| TASK DETAILS |
Reproduce every entry exactly, without alteration.

| Extracts from a graphics dataset |

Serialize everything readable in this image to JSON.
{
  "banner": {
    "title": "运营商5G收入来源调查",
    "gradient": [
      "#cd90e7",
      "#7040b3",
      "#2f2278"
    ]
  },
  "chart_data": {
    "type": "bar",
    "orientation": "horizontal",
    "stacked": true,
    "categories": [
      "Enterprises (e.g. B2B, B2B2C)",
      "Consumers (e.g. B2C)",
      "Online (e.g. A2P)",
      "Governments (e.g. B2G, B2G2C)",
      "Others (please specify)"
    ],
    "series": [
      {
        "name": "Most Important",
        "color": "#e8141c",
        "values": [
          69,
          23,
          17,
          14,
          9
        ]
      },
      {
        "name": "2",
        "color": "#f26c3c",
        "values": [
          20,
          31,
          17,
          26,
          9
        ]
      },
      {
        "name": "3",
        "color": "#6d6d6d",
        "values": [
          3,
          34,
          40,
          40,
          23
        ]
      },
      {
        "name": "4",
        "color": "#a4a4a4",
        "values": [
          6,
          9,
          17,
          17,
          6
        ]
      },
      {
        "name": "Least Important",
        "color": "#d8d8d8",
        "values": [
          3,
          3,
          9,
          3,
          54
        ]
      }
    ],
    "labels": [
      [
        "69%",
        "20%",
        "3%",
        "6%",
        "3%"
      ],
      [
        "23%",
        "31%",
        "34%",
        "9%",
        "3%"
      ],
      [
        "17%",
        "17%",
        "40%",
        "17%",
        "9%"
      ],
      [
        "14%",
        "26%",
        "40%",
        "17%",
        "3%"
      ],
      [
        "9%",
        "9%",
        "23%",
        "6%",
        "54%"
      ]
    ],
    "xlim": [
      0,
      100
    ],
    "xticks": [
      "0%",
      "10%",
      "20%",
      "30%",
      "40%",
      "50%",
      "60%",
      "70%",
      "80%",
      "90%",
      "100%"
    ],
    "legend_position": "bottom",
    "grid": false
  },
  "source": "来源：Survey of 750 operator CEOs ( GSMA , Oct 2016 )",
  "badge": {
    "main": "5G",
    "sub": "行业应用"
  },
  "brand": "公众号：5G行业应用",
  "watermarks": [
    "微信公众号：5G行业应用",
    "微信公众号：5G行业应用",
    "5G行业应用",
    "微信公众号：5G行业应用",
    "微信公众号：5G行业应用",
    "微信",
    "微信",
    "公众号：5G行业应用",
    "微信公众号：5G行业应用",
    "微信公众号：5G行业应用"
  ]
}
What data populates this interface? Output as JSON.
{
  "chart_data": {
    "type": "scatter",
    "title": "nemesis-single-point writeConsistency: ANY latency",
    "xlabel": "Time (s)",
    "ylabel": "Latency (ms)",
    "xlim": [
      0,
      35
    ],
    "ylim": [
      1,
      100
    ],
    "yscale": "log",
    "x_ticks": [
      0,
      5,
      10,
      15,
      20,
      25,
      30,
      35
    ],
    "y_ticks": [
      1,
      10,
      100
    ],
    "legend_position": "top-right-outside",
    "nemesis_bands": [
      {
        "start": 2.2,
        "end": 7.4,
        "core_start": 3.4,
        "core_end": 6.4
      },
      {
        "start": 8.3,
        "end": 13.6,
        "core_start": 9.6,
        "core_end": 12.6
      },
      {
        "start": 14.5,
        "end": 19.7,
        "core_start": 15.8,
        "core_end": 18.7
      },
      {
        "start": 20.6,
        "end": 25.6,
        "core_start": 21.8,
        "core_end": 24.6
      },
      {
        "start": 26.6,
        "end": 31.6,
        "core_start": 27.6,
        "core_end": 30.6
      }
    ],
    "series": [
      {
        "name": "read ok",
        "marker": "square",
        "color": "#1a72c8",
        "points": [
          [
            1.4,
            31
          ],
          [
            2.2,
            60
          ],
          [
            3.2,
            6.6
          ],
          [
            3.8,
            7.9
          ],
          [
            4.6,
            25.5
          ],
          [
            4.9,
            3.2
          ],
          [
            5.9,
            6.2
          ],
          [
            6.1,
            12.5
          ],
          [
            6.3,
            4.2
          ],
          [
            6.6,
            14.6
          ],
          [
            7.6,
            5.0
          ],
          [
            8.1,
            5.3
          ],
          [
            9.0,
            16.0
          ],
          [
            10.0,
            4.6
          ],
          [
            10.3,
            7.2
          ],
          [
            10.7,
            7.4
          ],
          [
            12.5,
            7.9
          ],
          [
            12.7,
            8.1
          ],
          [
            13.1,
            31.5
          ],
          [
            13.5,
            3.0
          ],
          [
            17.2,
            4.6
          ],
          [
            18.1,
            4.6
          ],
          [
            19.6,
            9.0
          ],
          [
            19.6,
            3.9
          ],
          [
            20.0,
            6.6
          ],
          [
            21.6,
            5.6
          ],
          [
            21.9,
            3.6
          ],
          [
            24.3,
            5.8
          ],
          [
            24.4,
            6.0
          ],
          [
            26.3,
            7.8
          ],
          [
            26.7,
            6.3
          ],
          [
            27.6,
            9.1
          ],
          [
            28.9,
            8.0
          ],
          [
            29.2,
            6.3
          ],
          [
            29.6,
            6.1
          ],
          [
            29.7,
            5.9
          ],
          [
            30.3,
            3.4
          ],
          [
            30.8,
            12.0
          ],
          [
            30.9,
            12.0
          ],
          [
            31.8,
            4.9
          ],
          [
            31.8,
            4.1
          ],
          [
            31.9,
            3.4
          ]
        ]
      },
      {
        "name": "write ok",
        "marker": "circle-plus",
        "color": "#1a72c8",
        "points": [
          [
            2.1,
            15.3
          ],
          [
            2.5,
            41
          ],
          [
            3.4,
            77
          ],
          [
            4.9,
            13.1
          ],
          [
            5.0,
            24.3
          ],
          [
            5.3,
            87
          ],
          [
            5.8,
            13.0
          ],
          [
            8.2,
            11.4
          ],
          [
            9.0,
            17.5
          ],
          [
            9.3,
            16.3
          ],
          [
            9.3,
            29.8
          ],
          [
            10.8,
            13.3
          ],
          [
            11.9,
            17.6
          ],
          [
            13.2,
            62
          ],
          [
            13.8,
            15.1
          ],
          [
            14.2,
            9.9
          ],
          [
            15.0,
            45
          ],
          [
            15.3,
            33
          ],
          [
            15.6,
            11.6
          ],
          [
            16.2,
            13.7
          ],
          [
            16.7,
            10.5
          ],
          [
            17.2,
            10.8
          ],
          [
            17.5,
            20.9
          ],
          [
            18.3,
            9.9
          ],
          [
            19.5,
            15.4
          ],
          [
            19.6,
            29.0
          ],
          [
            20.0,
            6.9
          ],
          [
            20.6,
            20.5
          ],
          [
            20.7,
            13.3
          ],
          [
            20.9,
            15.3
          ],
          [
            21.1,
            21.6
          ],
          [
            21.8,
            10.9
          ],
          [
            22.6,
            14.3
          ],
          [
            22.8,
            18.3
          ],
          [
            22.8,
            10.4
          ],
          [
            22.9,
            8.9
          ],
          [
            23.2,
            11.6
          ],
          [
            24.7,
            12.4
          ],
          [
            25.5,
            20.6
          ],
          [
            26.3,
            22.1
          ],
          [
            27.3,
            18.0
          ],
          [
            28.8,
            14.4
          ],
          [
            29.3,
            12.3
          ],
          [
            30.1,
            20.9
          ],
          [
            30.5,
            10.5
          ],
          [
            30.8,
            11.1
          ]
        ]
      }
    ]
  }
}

| SOLUTION TO THE EXERCISE |
Serialize everything readable in this image to JSON.
{
  "banner": {
    "title": "运营商5G收入来源调查",
    "gradient": [
      "#cd90e7",
      "#7040b3",
      "#2f2278"
    ]
  },
  "chart_data": {
    "type": "bar",
    "orientation": "horizontal",
    "stacked": true,
    "categories": [
      "Enterprises (e.g. B2B, B2B2C)",
      "Consumers (e.g. B2C)",
      "Online (e.g. A2P)",
      "Governments (e.g. B2G, B2G2C)",
      "Others (please specify)"
    ],
    "series": [
      {
        "name": "Most Important",
        "color": "#e8141c",
        "values": [
          69,
          23,
          17,
          14,
          9
        ]
      },
      {
        "name": "2",
        "color": "#f26c3c",
        "values": [
          20,
          31,
          17,
          26,
          9
        ]
      },
      {
        "name": "3",
        "color": "#6d6d6d",
        "values": [
          3,
          34,
          40,
          40,
          23
        ]
      },
      {
        "name": "4",
        "color": "#a4a4a4",
        "values": [
          6,
          9,
          17,
          17,
          6
        ]
      },
      {
        "name": "Least Important",
        "color": "#d8d8d8",
        "values": [
          3,
          3,
          9,
          3,
          54
        ]
      }
    ],
    "labels": [
      [
        "69%",
        "20%",
        "3%",
        "6%",
        "3%"
      ],
      [
        "23%",
        "31%",
        "34%",
        "9%",
        "3%"
      ],
      [
        "17%",
        "17%",
        "40%",
        "17%",
        "9%"
      ],
      [
        "14%",
        "26%",
        "40%",
        "17%",
        "3%"
      ],
      [
        "9%",
        "9%",
        "23%",
        "6%",
        "54%"
      ]
    ],
    "xlim": [
      0,
      100
    ],
    "xticks": [
      "0%",
      "10%",
      "20%",
      "30%",
      "40%",
      "50%",
      "60%",
      "70%",
      "80%",
      "90%",
      "100%"
    ],
    "legend_position": "bottom",
    "grid": false
  },
  "source": "来源：Survey of 750 operator CEOs ( GSMA , Oct 2016 )",
  "badge": {
    "main": "5G",
    "sub": "行业应用"
  },
  "brand": "公众号：5G行业应用",
  "watermarks": [
    "微信公众号：5G行业应用",
    "微信公众号：5G行业应用",
    "5G行业应用",
    "微信公众号：5G行业应用",
    "微信公众号：5G行业应用",
    "微信",
    "微信",
    "公众号：5G行业应用",
    "微信公众号：5G行业应用",
    "微信公众号：5G行业应用"
  ]
}
What data populates this interface? Output as JSON.
{
  "chart_data": {
    "type": "scatter",
    "title": "nemesis-single-point writeConsistency: ANY latency",
    "xlabel": "Time (s)",
    "ylabel": "Latency (ms)",
    "xlim": [
      0,
      35
    ],
    "ylim": [
      1,
      100
    ],
    "yscale": "log",
    "x_ticks": [
      0,
      5,
      10,
      15,
      20,
      25,
      30,
      35
    ],
    "y_ticks": [
      1,
      10,
      100
    ],
    "legend_position": "top-right-outside",
    "nemesis_bands": [
      {
        "start": 2.2,
        "end": 7.4,
        "core_start": 3.4,
        "core_end": 6.4
      },
      {
        "start": 8.3,
        "end": 13.6,
        "core_start": 9.6,
        "core_end": 12.6
      },
      {
        "start": 14.5,
        "end": 19.7,
        "core_start": 15.8,
        "core_end": 18.7
      },
      {
        "start": 20.6,
        "end": 25.6,
        "core_start": 21.8,
        "core_end": 24.6
      },
      {
        "start": 26.6,
        "end": 31.6,
        "core_start": 27.6,
        "core_end": 30.6
      }
    ],
    "series": [
      {
        "name": "read ok",
        "marker": "square",
        "color": "#1a72c8",
        "points": [
          [
            1.4,
            31
          ],
          [
            2.2,
            60
          ],
          [
            3.2,
            6.6
          ],
          [
            3.8,
            7.9
          ],
          [
            4.6,
            25.5
          ],
          [
            4.9,
            3.2
          ],
          [
            5.9,
            6.2
          ],
          [
            6.1,
            12.5
          ],
          [
            6.3,
            4.2
          ],
          [
            6.6,
            14.6
          ],
          [
            7.6,
            5.0
          ],
          [
            8.1,
            5.3
          ],
          [
            9.0,
            16.0
          ],
          [
            10.0,
            4.6
          ],
          [
            10.3,
            7.2
          ],
          [
            10.7,
            7.4
          ],
          [
            12.5,
            7.9
          ],
          [
            12.7,
            8.1
          ],
          [
            13.1,
            31.5
          ],
          [
            13.5,
            3.0
          ],
          [
            17.2,
            4.6
          ],
          [
            18.1,
            4.6
          ],
          [
            19.6,
            9.0
          ],
          [
            19.6,
            3.9
          ],
          [
            20.0,
            6.6
          ],
          [
            21.6,
            5.6
          ],
          [
            21.9,
            3.6
          ],
          [
            24.3,
            5.8
          ],
          [
            24.4,
            6.0
          ],
          [
            26.3,
            7.8
          ],
          [
            26.7,
            6.3
          ],
          [
            27.6,
            9.1
          ],
          [
            28.9,
            8.0
          ],
          [
            29.2,
            6.3
          ],
          [
            29.6,
            6.1
          ],
          [
            29.7,
            5.9
          ],
          [
            30.3,
            3.4
          ],
          [
            30.8,
            12.0
          ],
          [
            30.9,
            12.0
          ],
          [
            31.8,
            4.9
          ],
          [
            31.8,
            4.1
          ],
          [
            31.9,
            3.4
          ]
        ]
      },
      {
        "name": "write ok",
        "marker": "circle-plus",
        "color": "#1a72c8",
        "points": [
          [
            2.1,
            15.3
          ],
          [
            2.5,
            41
          ],
          [
            3.4,
            77
          ],
          [
            4.9,
            13.1
          ],
          [
            5.0,
            24.3
          ],
          [
            5.3,
            87
          ],
          [
            5.8,
            13.0
          ],
          [
            8.2,
            11.4
          ],
          [
            9.0,
            17.5
          ],
          [
            9.3,
            16.3
          ],
          [
            9.3,
            29.8
          ],
          [
            10.8,
            13.3
          ],
          [
            11.9,
            17.6
          ],
          [
            13.2,
            62
          ],
          [
            13.8,
            15.1
          ],
          [
            14.2,
            9.9
          ],
          [
            15.0,
            45
          ],
          [
            15.3,
            33
          ],
          [
            15.6,
            11.6
          ],
          [
            16.2,
            13.7
          ],
          [
            16.7,
            10.5
          ],
          [
            17.2,
            10.8
          ],
          [
            17.5,
            20.9
          ],
          [
            18.3,
            9.9
          ],
          [
            19.5,
            15.4
          ],
          [
            19.6,
            29.0
          ],
          [
            20.0,
            6.9
          ],
          [
            20.6,
            20.5
          ],
          [
            20.7,
            13.3
          ],
          [
            20.9,
            15.3
          ],
          [
            21.1,
            21.6
          ],
          [
            21.8,
            10.9
          ],
          [
            22.6,
            14.3
          ],
          [
            22.8,
            18.3
          ],
          [
            22.8,
            10.4
          ],
          [
            22.9,
            8.9
          ],
          [
            23.2,
            11.6
          ],
          [
            24.7,
            12.4
          ],
          [
            25.5,
            20.6
          ],
          [
            26.3,
            22.1
          ],
          [
            27.3,
            18.0
          ],
          [
            28.8,
            14.4
          ],
          [
            29.3,
            12.3
          ],
          [
            30.1,
            20.9
          ],
          [
            30.5,
            10.5
          ],
          [
            30.8,
            11.1
          ]
        ]
      }
    ]
  }
}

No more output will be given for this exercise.